**Given task**
Render every entry exactly as it appears.

**Items**
"""

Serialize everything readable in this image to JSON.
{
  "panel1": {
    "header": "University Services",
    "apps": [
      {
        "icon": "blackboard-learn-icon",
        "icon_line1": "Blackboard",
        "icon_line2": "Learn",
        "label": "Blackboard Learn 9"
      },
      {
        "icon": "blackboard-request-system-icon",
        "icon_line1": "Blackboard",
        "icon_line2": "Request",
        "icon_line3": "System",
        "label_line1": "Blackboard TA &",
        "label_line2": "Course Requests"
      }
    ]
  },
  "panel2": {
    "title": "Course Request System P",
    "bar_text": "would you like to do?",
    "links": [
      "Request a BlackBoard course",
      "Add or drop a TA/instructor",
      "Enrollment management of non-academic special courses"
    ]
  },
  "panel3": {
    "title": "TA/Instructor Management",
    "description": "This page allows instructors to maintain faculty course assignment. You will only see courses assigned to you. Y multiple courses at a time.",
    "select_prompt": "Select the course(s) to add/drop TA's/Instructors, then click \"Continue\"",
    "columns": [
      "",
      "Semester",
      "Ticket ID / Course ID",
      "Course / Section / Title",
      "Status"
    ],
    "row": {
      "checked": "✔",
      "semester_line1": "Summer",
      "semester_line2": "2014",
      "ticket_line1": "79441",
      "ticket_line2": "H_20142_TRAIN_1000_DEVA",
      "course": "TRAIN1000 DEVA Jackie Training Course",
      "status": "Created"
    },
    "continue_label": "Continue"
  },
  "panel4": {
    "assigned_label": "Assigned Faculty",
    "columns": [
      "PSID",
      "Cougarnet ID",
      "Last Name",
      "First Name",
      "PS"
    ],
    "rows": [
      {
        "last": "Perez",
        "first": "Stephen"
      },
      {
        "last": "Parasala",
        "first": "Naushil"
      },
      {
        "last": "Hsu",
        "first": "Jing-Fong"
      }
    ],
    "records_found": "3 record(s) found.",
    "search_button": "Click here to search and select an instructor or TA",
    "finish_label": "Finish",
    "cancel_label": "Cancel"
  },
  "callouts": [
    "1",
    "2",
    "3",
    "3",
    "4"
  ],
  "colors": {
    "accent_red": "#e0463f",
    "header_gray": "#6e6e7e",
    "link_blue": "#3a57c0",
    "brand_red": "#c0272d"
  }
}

"""

**Expected answer**
Serialize everything readable in this image to JSON.
{
  "panel1": {
    "header": "University Services",
    "apps": [
      {
        "icon": "blackboard-learn-icon",
        "icon_line1": "Blackboard",
        "icon_line2": "Learn",
        "label": "Blackboard Learn 9"
      },
      {
        "icon": "blackboard-request-system-icon",
        "icon_line1": "Blackboard",
        "icon_line2": "Request",
        "icon_line3": "System",
        "label_line1": "Blackboard TA &",
        "label_line2": "Course Requests"
      }
    ]
  },
  "panel2": {
    "title": "Course Request System P",
    "bar_text": "would you like to do?",
    "links": [
      "Request a BlackBoard course",
      "Add or drop a TA/instructor",
      "Enrollment management of non-academic special courses"
    ]
  },
  "panel3": {
    "title": "TA/Instructor Management",
    "description": "This page allows instructors to maintain faculty course assignment. You will only see courses assigned to you. Y multiple courses at a time.",
    "select_prompt": "Select the course(s) to add/drop TA's/Instructors, then click \"Continue\"",
    "columns": [
      "",
      "Semester",
      "Ticket ID / Course ID",
      "Course / Section / Title",
      "Status"
    ],
    "row": {
      "checked": "✔",
      "semester_line1": "Summer",
      "semester_line2": "2014",
      "ticket_line1": "79441",
      "ticket_line2": "H_20142_TRAIN_1000_DEVA",
      "course": "TRAIN1000 DEVA Jackie Training Course",
      "status": "Created"
    },
    "continue_label": "Continue"
  },
  "panel4": {
    "assigned_label": "Assigned Faculty",
    "columns": [
      "PSID",
      "Cougarnet ID",
      "Last Name",
      "First Name",
      "PS"
    ],
    "rows": [
      {
        "last": "Perez",
        "first": "Stephen"
      },
      {
        "last": "Parasala",
        "first": "Naushil"
      },
      {
        "last": "Hsu",
        "first": "Jing-Fong"
      }
    ],
    "records_found": "3 record(s) found.",
    "search_button": "Click here to search and select an instructor or TA",
    "finish_label": "Finish",
    "cancel_label": "Cancel"
  },
  "callouts": [
    "1",
    "2",
    "3",
    "3",
    "4"
  ],
  "colors": {
    "accent_red": "#e0463f",
    "header_gray": "#6e6e7e",
    "link_blue": "#3a57c0",
    "brand_red": "#c0272d"
  }
}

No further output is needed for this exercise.